Without omitting anything, retype the data that follows.

:::

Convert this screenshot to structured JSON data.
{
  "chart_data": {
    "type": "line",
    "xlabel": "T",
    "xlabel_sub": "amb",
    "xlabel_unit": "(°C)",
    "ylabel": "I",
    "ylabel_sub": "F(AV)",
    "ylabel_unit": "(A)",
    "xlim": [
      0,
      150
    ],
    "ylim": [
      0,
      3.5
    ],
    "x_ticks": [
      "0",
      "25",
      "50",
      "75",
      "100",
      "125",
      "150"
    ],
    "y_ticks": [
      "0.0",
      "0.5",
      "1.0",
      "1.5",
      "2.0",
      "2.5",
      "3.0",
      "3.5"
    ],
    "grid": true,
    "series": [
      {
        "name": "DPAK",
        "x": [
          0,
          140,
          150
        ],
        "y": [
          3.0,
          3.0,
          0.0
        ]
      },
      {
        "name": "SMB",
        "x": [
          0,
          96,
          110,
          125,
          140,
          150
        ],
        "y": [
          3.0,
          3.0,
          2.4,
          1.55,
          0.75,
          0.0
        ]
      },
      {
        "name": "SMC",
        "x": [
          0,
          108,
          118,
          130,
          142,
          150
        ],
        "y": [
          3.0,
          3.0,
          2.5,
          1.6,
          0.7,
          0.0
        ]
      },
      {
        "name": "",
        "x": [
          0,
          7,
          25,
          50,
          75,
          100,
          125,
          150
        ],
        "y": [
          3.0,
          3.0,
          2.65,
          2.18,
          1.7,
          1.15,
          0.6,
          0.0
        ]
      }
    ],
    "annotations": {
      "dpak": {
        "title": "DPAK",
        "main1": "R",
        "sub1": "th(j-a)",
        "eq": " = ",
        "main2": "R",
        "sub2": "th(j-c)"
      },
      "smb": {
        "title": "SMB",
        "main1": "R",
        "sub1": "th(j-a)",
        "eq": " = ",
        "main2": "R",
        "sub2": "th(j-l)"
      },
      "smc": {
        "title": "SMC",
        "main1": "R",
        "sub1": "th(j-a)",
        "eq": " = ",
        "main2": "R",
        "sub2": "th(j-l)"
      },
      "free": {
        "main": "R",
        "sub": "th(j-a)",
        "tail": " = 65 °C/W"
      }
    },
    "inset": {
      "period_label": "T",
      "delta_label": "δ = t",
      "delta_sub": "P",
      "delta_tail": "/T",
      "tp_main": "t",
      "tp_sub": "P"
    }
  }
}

:::

**Response for this exercise**
Convert this screenshot to structured JSON data.
{
  "chart_data": {
    "type": "line",
    "xlabel": "T",
    "xlabel_sub": "amb",
    "xlabel_unit": "(°C)",
    "ylabel": "I",
    "ylabel_sub": "F(AV)",
    "ylabel_unit": "(A)",
    "xlim": [
      0,
      150
    ],
    "ylim": [
      0,
      3.5
    ],
    "x_ticks": [
      "0",
      "25",
      "50",
      "75",
      "100",
      "125",
      "150"
    ],
    "y_ticks": [
      "0.0",
      "0.5",
      "1.0",
      "1.5",
      "2.0",
      "2.5",
      "3.0",
      "3.5"
    ],
    "grid": true,
    "series": [
      {
        "name": "DPAK",
        "x": [
          0,
          140,
          150
        ],
        "y": [
          3.0,
          3.0,
          0.0
        ]
      },
      {
        "name": "SMB",
        "x": [
          0,
          96,
          110,
          125,
          140,
          150
        ],
        "y": [
          3.0,
          3.0,
          2.4,
          1.55,
          0.75,
          0.0
        ]
      },
      {
        "name": "SMC",
        "x": [
          0,
          108,
          118,
          130,
          142,
          150
        ],
        "y": [
          3.0,
          3.0,
          2.5,
          1.6,
          0.7,
          0.0
        ]
      },
      {
        "name": "",
        "x": [
          0,
          7,
          25,
          50,
          75,
          100,
          125,
          150
        ],
        "y": [
          3.0,
          3.0,
          2.65,
          2.18,
          1.7,
          1.15,
          0.6,
          0.0
        ]
      }
    ],
    "annotations": {
      "dpak": {
        "title": "DPAK",
        "main1": "R",
        "sub1": "th(j-a)",
        "eq": " = ",
        "main2": "R",
        "sub2": "th(j-c)"
      },
      "smb": {
        "title": "SMB",
        "main1": "R",
        "sub1": "th(j-a)",
        "eq": " = ",
        "main2": "R",
        "sub2": "th(j-l)"
      },
      "smc": {
        "title": "SMC",
        "main1": "R",
        "sub1": "th(j-a)",
        "eq": " = ",
        "main2": "R",
        "sub2": "th(j-l)"
      },
      "free": {
        "main": "R",
        "sub": "th(j-a)",
        "tail": " = 65 °C/W"
      }
    },
    "inset": {
      "period_label": "T",
      "delta_label": "δ = t",
      "delta_sub": "P",
      "delta_tail": "/T",
      "tp_main": "t",
      "tp_sub": "P"
    }
  }
}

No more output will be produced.